**TASK DIRECTIONS:**
Leave out the pictures; transcribe all else exactly.
-- Start of RECORDED DATA --
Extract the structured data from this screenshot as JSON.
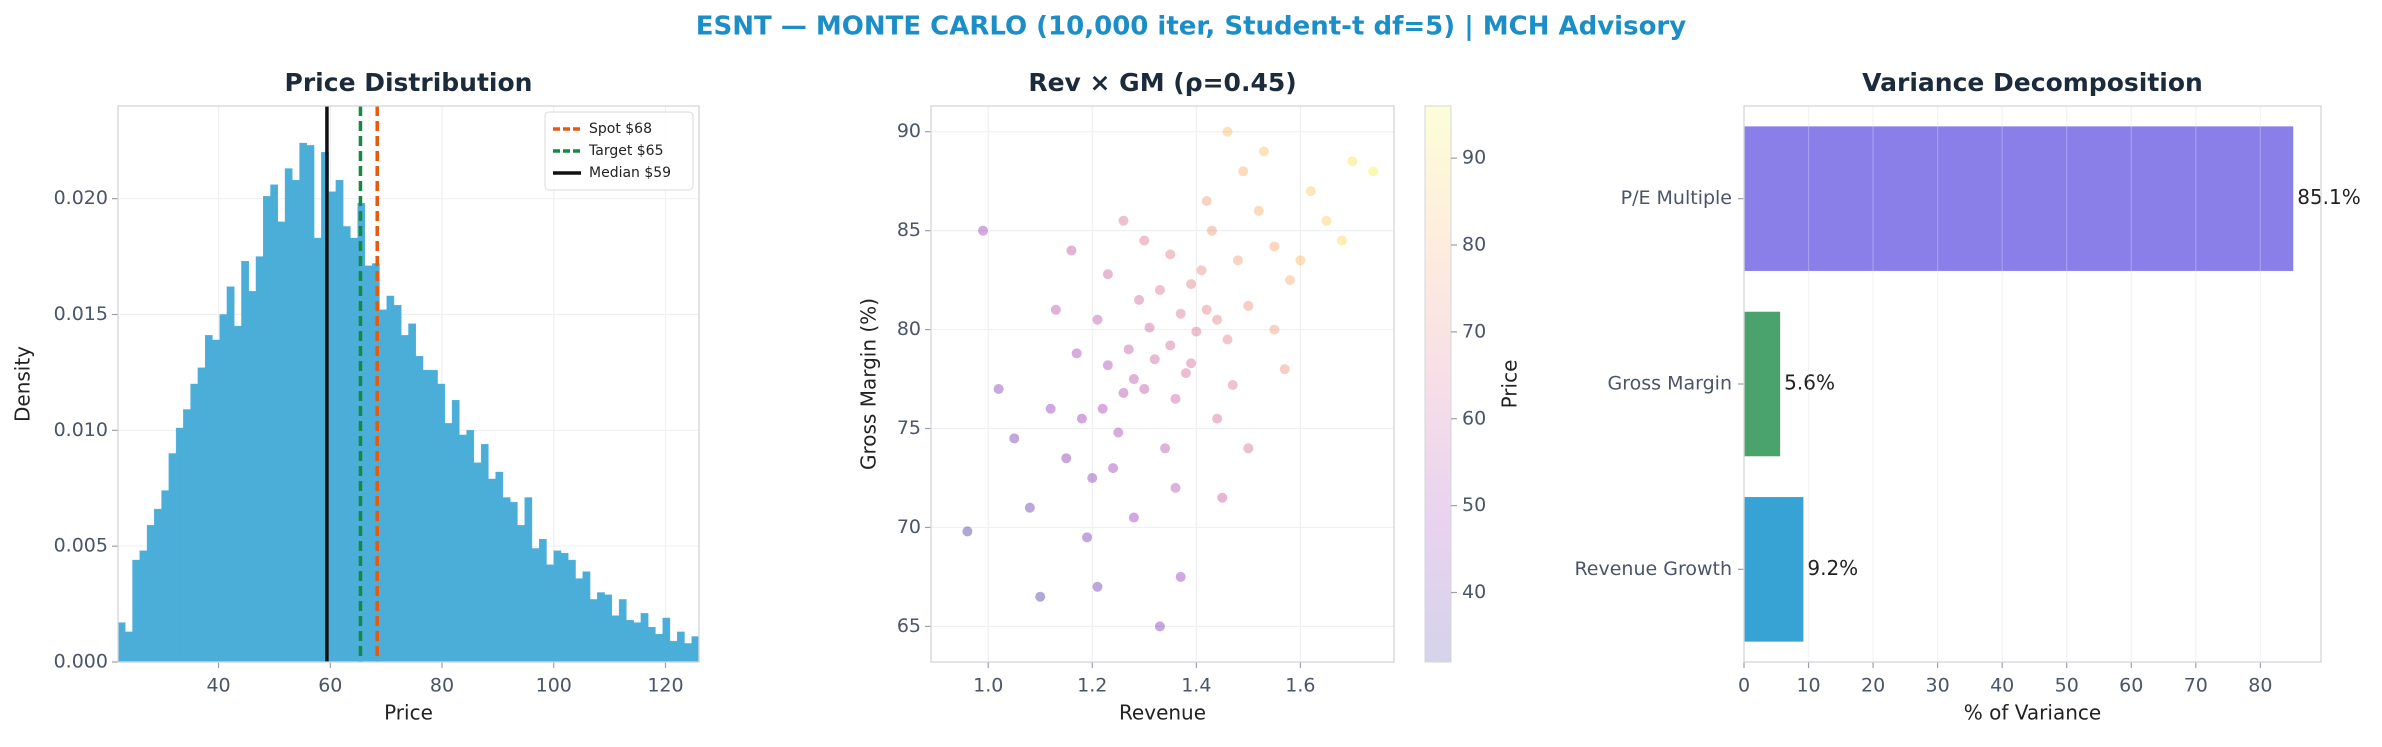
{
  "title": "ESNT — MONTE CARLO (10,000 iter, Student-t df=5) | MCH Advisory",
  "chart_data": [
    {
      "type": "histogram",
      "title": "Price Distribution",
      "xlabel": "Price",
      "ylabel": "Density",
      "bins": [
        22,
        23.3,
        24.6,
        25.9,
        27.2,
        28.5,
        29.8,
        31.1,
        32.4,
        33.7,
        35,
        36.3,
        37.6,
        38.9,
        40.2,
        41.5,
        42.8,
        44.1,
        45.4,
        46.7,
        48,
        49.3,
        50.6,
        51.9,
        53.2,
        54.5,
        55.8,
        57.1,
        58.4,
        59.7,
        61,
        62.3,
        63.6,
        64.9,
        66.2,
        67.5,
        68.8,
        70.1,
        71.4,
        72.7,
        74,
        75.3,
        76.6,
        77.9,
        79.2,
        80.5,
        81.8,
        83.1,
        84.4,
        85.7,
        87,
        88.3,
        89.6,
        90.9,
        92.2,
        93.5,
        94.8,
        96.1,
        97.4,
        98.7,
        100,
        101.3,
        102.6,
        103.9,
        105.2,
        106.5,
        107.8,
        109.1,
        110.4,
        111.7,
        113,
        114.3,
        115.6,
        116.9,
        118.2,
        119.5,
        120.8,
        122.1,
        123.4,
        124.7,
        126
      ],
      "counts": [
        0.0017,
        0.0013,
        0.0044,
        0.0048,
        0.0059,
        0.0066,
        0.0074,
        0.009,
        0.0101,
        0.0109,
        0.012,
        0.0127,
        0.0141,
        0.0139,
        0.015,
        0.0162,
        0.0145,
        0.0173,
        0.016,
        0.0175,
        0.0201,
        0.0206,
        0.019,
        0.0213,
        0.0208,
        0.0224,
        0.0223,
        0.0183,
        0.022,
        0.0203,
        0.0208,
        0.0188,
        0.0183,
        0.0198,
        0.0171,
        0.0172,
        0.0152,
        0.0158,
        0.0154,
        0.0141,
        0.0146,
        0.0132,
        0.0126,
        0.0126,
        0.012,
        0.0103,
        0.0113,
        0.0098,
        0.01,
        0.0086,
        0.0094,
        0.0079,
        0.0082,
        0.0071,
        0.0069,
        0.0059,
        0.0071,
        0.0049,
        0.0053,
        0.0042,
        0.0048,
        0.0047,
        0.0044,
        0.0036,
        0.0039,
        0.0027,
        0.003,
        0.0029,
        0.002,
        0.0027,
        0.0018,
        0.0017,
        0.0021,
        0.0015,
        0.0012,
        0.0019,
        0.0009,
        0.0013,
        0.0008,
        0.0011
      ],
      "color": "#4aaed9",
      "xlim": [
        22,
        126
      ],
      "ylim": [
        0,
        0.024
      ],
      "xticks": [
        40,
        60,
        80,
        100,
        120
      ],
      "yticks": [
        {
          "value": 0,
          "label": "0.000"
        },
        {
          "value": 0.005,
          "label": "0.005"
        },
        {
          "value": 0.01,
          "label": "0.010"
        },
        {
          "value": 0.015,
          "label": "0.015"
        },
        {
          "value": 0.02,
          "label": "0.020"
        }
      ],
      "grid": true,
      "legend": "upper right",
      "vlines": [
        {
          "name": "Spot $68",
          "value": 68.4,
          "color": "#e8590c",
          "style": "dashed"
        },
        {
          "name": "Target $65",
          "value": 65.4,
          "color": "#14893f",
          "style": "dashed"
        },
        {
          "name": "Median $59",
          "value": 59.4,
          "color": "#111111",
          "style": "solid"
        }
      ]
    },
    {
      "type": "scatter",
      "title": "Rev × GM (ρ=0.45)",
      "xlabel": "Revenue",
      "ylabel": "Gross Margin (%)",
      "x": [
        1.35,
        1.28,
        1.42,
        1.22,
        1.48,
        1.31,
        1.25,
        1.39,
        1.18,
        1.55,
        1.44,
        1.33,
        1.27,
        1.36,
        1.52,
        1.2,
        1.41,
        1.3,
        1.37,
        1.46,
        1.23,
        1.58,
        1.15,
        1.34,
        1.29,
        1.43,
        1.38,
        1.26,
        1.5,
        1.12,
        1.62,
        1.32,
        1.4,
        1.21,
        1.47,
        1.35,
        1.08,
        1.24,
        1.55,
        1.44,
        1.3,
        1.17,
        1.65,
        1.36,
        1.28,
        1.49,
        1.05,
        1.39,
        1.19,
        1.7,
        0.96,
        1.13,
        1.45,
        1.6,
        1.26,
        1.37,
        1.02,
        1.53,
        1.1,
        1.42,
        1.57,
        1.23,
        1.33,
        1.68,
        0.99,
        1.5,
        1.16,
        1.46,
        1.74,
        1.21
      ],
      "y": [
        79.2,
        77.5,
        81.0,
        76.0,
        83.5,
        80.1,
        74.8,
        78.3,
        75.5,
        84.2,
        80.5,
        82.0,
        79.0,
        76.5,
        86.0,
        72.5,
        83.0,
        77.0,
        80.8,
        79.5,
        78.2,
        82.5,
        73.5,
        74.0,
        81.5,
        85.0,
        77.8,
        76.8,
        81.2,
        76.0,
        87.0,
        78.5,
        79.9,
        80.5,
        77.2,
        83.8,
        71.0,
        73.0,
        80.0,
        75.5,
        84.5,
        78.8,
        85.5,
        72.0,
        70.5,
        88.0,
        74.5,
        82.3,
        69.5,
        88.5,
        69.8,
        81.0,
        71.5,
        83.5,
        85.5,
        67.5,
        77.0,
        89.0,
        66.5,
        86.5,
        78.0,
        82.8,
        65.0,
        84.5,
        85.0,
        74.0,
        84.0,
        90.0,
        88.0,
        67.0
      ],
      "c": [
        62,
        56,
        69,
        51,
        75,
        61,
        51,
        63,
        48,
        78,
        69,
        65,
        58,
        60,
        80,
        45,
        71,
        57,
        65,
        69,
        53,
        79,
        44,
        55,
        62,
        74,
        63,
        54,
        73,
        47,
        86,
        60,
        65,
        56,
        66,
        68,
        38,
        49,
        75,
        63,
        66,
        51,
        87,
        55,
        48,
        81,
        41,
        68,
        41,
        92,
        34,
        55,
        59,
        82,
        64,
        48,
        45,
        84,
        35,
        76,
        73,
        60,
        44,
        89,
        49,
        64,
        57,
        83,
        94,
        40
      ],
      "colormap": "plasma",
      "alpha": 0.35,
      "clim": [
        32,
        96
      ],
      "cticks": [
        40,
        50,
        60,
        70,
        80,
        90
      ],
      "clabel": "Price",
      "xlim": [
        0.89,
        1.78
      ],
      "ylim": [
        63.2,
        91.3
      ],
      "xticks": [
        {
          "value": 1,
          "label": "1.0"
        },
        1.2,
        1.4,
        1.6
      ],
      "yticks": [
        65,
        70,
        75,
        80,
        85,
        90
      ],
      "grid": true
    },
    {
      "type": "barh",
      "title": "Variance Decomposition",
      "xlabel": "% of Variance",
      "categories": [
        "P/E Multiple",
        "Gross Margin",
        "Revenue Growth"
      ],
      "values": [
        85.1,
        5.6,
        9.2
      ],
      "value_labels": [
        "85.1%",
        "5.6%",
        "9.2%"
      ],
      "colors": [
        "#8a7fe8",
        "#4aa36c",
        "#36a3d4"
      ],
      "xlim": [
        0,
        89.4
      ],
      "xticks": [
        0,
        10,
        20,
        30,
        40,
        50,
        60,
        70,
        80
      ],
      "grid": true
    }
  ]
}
-- End of RECORDED DATA --
**COMPLETE RESPONSE:**
Extract the structured data from this screenshot as JSON.
{
  "title": "ESNT — MONTE CARLO (10,000 iter, Student-t df=5) | MCH Advisory",
  "chart_data": [
    {
      "type": "histogram",
      "title": "Price Distribution",
      "xlabel": "Price",
      "ylabel": "Density",
      "bins": [
        22,
        23.3,
        24.6,
        25.9,
        27.2,
        28.5,
        29.8,
        31.1,
        32.4,
        33.7,
        35,
        36.3,
        37.6,
        38.9,
        40.2,
        41.5,
        42.8,
        44.1,
        45.4,
        46.7,
        48,
        49.3,
        50.6,
        51.9,
        53.2,
        54.5,
        55.8,
        57.1,
        58.4,
        59.7,
        61,
        62.3,
        63.6,
        64.9,
        66.2,
        67.5,
        68.8,
        70.1,
        71.4,
        72.7,
        74,
        75.3,
        76.6,
        77.9,
        79.2,
        80.5,
        81.8,
        83.1,
        84.4,
        85.7,
        87,
        88.3,
        89.6,
        90.9,
        92.2,
        93.5,
        94.8,
        96.1,
        97.4,
        98.7,
        100,
        101.3,
        102.6,
        103.9,
        105.2,
        106.5,
        107.8,
        109.1,
        110.4,
        111.7,
        113,
        114.3,
        115.6,
        116.9,
        118.2,
        119.5,
        120.8,
        122.1,
        123.4,
        124.7,
        126
      ],
      "counts": [
        0.0017,
        0.0013,
        0.0044,
        0.0048,
        0.0059,
        0.0066,
        0.0074,
        0.009,
        0.0101,
        0.0109,
        0.012,
        0.0127,
        0.0141,
        0.0139,
        0.015,
        0.0162,
        0.0145,
        0.0173,
        0.016,
        0.0175,
        0.0201,
        0.0206,
        0.019,
        0.0213,
        0.0208,
        0.0224,
        0.0223,
        0.0183,
        0.022,
        0.0203,
        0.0208,
        0.0188,
        0.0183,
        0.0198,
        0.0171,
        0.0172,
        0.0152,
        0.0158,
        0.0154,
        0.0141,
        0.0146,
        0.0132,
        0.0126,
        0.0126,
        0.012,
        0.0103,
        0.0113,
        0.0098,
        0.01,
        0.0086,
        0.0094,
        0.0079,
        0.0082,
        0.0071,
        0.0069,
        0.0059,
        0.0071,
        0.0049,
        0.0053,
        0.0042,
        0.0048,
        0.0047,
        0.0044,
        0.0036,
        0.0039,
        0.0027,
        0.003,
        0.0029,
        0.002,
        0.0027,
        0.0018,
        0.0017,
        0.0021,
        0.0015,
        0.0012,
        0.0019,
        0.0009,
        0.0013,
        0.0008,
        0.0011
      ],
      "color": "#4aaed9",
      "xlim": [
        22,
        126
      ],
      "ylim": [
        0,
        0.024
      ],
      "xticks": [
        40,
        60,
        80,
        100,
        120
      ],
      "yticks": [
        {
          "value": 0,
          "label": "0.000"
        },
        {
          "value": 0.005,
          "label": "0.005"
        },
        {
          "value": 0.01,
          "label": "0.010"
        },
        {
          "value": 0.015,
          "label": "0.015"
        },
        {
          "value": 0.02,
          "label": "0.020"
        }
      ],
      "grid": true,
      "legend": "upper right",
      "vlines": [
        {
          "name": "Spot $68",
          "value": 68.4,
          "color": "#e8590c",
          "style": "dashed"
        },
        {
          "name": "Target $65",
          "value": 65.4,
          "color": "#14893f",
          "style": "dashed"
        },
        {
          "name": "Median $59",
          "value": 59.4,
          "color": "#111111",
          "style": "solid"
        }
      ]
    },
    {
      "type": "scatter",
      "title": "Rev × GM (ρ=0.45)",
      "xlabel": "Revenue",
      "ylabel": "Gross Margin (%)",
      "x": [
        1.35,
        1.28,
        1.42,
        1.22,
        1.48,
        1.31,
        1.25,
        1.39,
        1.18,
        1.55,
        1.44,
        1.33,
        1.27,
        1.36,
        1.52,
        1.2,
        1.41,
        1.3,
        1.37,
        1.46,
        1.23,
        1.58,
        1.15,
        1.34,
        1.29,
        1.43,
        1.38,
        1.26,
        1.5,
        1.12,
        1.62,
        1.32,
        1.4,
        1.21,
        1.47,
        1.35,
        1.08,
        1.24,
        1.55,
        1.44,
        1.3,
        1.17,
        1.65,
        1.36,
        1.28,
        1.49,
        1.05,
        1.39,
        1.19,
        1.7,
        0.96,
        1.13,
        1.45,
        1.6,
        1.26,
        1.37,
        1.02,
        1.53,
        1.1,
        1.42,
        1.57,
        1.23,
        1.33,
        1.68,
        0.99,
        1.5,
        1.16,
        1.46,
        1.74,
        1.21
      ],
      "y": [
        79.2,
        77.5,
        81.0,
        76.0,
        83.5,
        80.1,
        74.8,
        78.3,
        75.5,
        84.2,
        80.5,
        82.0,
        79.0,
        76.5,
        86.0,
        72.5,
        83.0,
        77.0,
        80.8,
        79.5,
        78.2,
        82.5,
        73.5,
        74.0,
        81.5,
        85.0,
        77.8,
        76.8,
        81.2,
        76.0,
        87.0,
        78.5,
        79.9,
        80.5,
        77.2,
        83.8,
        71.0,
        73.0,
        80.0,
        75.5,
        84.5,
        78.8,
        85.5,
        72.0,
        70.5,
        88.0,
        74.5,
        82.3,
        69.5,
        88.5,
        69.8,
        81.0,
        71.5,
        83.5,
        85.5,
        67.5,
        77.0,
        89.0,
        66.5,
        86.5,
        78.0,
        82.8,
        65.0,
        84.5,
        85.0,
        74.0,
        84.0,
        90.0,
        88.0,
        67.0
      ],
      "c": [
        62,
        56,
        69,
        51,
        75,
        61,
        51,
        63,
        48,
        78,
        69,
        65,
        58,
        60,
        80,
        45,
        71,
        57,
        65,
        69,
        53,
        79,
        44,
        55,
        62,
        74,
        63,
        54,
        73,
        47,
        86,
        60,
        65,
        56,
        66,
        68,
        38,
        49,
        75,
        63,
        66,
        51,
        87,
        55,
        48,
        81,
        41,
        68,
        41,
        92,
        34,
        55,
        59,
        82,
        64,
        48,
        45,
        84,
        35,
        76,
        73,
        60,
        44,
        89,
        49,
        64,
        57,
        83,
        94,
        40
      ],
      "colormap": "plasma",
      "alpha": 0.35,
      "clim": [
        32,
        96
      ],
      "cticks": [
        40,
        50,
        60,
        70,
        80,
        90
      ],
      "clabel": "Price",
      "xlim": [
        0.89,
        1.78
      ],
      "ylim": [
        63.2,
        91.3
      ],
      "xticks": [
        {
          "value": 1,
          "label": "1.0"
        },
        1.2,
        1.4,
        1.6
      ],
      "yticks": [
        65,
        70,
        75,
        80,
        85,
        90
      ],
      "grid": true
    },
    {
      "type": "barh",
      "title": "Variance Decomposition",
      "xlabel": "% of Variance",
      "categories": [
        "P/E Multiple",
        "Gross Margin",
        "Revenue Growth"
      ],
      "values": [
        85.1,
        5.6,
        9.2
      ],
      "value_labels": [
        "85.1%",
        "5.6%",
        "9.2%"
      ],
      "colors": [
        "#8a7fe8",
        "#4aa36c",
        "#36a3d4"
      ],
      "xlim": [
        0,
        89.4
      ],
      "xticks": [
        0,
        10,
        20,
        30,
        40,
        50,
        60,
        70,
        80
      ],
      "grid": true
    }
  ]
}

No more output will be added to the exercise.